PROBLEM DESCRIPTION:
Take each line containing the word "University" and copy it.
--- BEGIN RECORDS FOR THIS TASK ---
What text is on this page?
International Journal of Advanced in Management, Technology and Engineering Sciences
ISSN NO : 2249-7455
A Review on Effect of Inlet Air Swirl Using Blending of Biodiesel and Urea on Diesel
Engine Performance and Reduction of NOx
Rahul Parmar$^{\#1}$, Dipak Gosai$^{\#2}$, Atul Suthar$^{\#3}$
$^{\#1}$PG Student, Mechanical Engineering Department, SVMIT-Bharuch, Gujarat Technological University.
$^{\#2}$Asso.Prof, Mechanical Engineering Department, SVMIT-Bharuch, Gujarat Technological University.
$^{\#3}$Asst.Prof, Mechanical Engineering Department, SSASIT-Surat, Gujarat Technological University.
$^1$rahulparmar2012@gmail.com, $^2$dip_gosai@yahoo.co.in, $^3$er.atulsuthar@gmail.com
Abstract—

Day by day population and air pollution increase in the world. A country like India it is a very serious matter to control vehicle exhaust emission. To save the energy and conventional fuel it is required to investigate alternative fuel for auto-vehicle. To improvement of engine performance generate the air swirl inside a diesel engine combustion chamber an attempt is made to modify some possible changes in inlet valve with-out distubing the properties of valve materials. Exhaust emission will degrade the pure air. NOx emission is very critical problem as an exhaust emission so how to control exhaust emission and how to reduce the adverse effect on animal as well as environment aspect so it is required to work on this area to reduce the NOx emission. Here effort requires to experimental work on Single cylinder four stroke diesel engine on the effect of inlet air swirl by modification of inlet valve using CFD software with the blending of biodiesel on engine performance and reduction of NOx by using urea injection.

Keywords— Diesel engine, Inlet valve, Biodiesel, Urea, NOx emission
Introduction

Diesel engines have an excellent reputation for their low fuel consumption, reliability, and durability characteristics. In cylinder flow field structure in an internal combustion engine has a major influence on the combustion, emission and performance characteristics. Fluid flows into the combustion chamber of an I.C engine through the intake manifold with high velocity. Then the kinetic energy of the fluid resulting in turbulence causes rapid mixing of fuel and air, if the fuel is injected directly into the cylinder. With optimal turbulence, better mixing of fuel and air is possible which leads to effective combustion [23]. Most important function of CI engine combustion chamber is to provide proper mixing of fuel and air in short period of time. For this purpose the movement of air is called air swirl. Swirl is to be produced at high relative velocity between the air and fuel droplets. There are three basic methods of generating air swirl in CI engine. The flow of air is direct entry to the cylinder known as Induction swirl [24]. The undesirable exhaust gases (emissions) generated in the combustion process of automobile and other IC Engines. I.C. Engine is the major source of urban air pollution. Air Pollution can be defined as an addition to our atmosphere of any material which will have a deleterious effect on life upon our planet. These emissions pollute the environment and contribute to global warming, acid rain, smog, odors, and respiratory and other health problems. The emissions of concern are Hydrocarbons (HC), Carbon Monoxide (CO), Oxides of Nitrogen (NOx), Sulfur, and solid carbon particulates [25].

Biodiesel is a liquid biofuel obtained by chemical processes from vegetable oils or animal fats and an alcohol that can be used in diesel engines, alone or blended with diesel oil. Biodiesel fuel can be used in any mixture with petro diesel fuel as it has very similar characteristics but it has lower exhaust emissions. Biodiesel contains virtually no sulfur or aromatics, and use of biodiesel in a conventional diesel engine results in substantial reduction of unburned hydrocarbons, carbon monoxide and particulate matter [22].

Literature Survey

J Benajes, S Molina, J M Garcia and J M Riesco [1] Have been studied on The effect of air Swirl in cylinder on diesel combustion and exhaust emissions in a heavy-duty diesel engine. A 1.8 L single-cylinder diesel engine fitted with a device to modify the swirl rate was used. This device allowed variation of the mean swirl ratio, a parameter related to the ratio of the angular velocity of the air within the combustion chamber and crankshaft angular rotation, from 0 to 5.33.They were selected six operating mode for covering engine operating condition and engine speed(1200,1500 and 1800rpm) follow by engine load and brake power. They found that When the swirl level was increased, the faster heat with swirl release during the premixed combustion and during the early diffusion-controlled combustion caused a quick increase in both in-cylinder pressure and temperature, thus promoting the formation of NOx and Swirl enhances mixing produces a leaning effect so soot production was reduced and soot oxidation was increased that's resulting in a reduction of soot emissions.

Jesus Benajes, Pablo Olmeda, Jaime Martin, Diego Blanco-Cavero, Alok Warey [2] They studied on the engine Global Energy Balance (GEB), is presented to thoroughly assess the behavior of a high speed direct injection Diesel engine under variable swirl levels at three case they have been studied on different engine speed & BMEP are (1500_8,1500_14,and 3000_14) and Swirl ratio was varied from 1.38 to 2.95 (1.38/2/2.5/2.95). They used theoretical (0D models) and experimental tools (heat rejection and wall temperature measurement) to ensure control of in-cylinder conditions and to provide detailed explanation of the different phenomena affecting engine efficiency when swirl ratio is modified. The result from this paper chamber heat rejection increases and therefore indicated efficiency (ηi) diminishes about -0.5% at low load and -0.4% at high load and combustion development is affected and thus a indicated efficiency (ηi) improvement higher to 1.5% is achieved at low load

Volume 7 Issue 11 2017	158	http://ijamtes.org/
--- END RECORDS FOR THIS TASK ---
FINISHED ANSWER:
$^{\#1}$PG Student, Mechanical Engineering Department, SVMIT-Bharuch, Gujarat Technological University.
$^{\#2}$Asso.Prof, Mechanical Engineering Department, SVMIT-Bharuch, Gujarat Technological University.
$^{\#3}$Asst.Prof, Mechanical Engineering Department, SSASIT-Surat, Gujarat Technological University.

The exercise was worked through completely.